=== Problem statement ===
In the entries below, repeat only the lines between those holding "Serialize everything readable" and "What data populates", inclusive. Leave pictures out.

Stored entries
++++
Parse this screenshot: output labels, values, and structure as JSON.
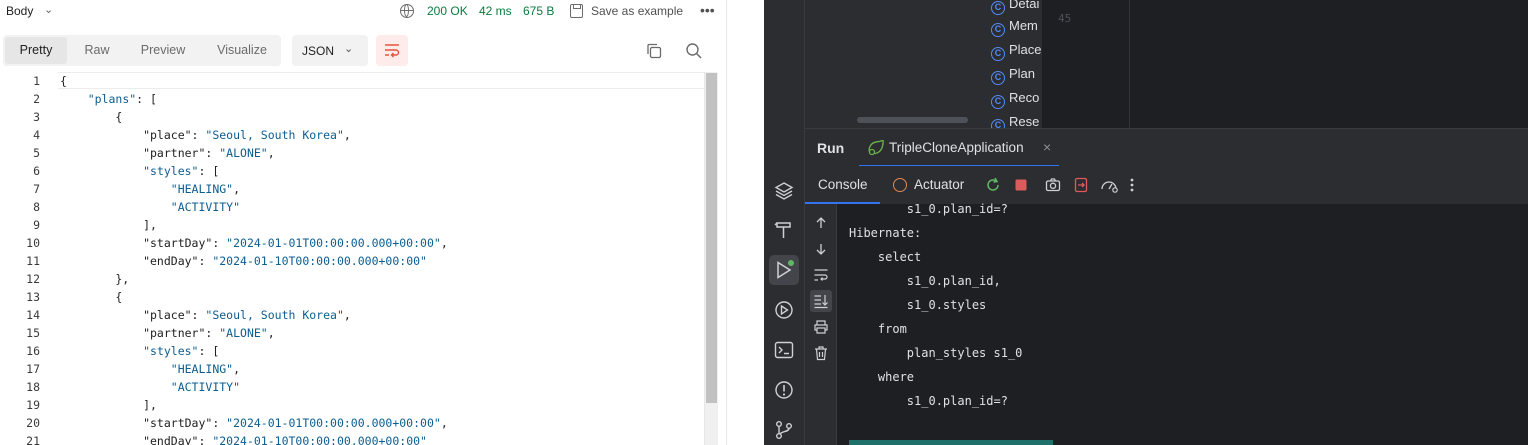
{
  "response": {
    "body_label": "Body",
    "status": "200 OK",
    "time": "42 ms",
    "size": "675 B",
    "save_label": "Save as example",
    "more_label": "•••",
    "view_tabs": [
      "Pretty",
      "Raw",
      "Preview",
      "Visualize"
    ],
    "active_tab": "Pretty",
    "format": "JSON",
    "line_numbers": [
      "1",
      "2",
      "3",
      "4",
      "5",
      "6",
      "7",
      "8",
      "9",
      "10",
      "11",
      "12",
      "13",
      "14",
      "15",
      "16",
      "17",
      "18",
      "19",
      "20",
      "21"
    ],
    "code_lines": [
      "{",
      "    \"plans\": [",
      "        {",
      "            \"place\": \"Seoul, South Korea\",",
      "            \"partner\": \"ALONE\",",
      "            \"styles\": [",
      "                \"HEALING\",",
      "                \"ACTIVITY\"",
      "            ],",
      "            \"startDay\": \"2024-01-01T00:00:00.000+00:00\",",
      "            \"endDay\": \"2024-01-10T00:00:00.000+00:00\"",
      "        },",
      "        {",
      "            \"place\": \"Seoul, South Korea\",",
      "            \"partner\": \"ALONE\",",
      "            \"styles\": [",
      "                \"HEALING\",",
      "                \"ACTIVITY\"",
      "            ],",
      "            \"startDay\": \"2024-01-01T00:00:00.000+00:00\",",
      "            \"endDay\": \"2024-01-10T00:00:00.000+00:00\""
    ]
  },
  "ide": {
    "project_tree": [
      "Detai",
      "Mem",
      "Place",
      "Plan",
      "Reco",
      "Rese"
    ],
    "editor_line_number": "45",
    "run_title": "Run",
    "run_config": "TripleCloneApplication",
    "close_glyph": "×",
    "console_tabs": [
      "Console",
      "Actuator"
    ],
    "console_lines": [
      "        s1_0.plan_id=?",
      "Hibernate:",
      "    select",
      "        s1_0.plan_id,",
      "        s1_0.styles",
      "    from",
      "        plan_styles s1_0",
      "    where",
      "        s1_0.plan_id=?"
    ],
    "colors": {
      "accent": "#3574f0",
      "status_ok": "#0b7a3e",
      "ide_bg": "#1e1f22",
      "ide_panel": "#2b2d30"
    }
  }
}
++++
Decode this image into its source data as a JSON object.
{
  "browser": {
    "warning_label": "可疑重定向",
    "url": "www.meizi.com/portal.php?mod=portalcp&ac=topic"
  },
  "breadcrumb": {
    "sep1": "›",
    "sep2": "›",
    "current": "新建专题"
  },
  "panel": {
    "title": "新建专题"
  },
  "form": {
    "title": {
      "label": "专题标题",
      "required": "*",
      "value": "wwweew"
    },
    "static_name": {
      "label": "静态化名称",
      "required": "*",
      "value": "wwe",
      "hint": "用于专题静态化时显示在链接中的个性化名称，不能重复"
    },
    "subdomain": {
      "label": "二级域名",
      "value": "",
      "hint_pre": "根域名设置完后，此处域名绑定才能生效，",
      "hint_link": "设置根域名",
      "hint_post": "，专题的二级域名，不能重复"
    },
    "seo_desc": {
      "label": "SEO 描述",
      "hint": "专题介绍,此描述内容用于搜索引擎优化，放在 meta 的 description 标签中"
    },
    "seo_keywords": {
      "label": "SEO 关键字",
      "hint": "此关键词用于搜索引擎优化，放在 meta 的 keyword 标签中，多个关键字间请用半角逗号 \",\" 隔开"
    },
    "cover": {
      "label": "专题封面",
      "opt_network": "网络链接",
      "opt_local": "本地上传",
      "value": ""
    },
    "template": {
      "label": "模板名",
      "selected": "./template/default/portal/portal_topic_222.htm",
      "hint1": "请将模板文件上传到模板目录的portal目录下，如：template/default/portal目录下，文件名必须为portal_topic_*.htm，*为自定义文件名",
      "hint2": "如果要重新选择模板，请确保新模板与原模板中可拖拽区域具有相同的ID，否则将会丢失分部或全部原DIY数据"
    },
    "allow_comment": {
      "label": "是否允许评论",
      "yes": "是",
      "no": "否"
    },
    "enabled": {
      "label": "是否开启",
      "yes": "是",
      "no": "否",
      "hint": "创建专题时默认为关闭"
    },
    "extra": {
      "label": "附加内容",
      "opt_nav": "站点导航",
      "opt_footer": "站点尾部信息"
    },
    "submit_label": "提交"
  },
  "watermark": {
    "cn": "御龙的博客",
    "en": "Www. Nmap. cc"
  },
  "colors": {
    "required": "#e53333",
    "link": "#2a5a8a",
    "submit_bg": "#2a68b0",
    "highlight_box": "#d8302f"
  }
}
++++
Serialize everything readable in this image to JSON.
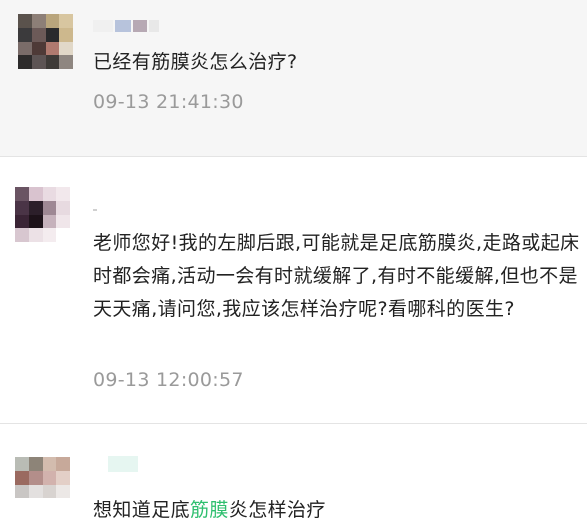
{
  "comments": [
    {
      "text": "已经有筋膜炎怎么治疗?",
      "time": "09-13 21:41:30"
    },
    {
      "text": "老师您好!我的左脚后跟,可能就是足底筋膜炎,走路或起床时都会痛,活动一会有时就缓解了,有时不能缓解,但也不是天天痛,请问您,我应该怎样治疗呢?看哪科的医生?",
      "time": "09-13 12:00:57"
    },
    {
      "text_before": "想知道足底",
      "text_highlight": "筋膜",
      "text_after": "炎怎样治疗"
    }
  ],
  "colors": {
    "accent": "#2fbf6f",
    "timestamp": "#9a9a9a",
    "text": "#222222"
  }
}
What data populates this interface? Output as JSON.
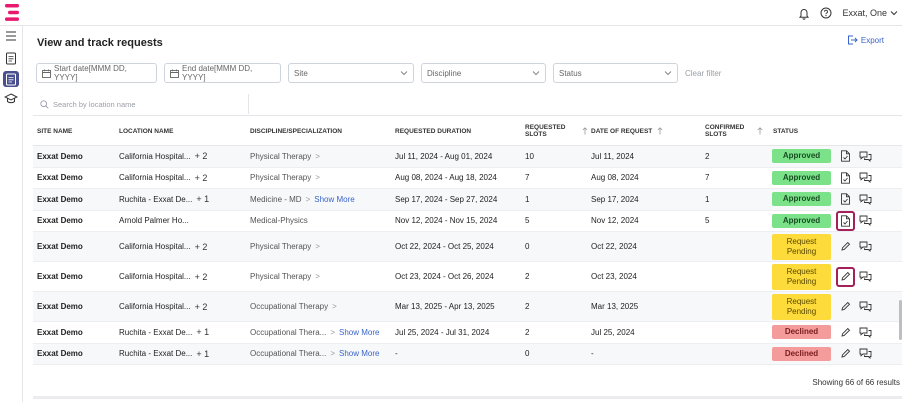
++++
=== The solution ===
Serialize everything readable in this image to JSON.
{
  "comments": [
    {
      "text": "已经有筋膜炎怎么治疗?",
      "time": "09-13 21:41:30"
    },
    {
      "text": "老师您好!我的左脚后跟,可能就是足底筋膜炎,走路或起床时都会痛,活动一会有时就缓解了,有时不能缓解,但也不是天天痛,请问您,我应该怎样治疗呢?看哪科的医生?",
      "time": "09-13 12:00:57"
    },
    {
      "text_before": "想知道足底",
      "text_highlight": "筋膜",
      "text_after": "炎怎样治疗"
    }
  ],
  "colors": {
    "accent": "#2fbf6f",
    "timestamp": "#9a9a9a",
    "text": "#222222"
  }
}
What data populates this interface? Output as JSON.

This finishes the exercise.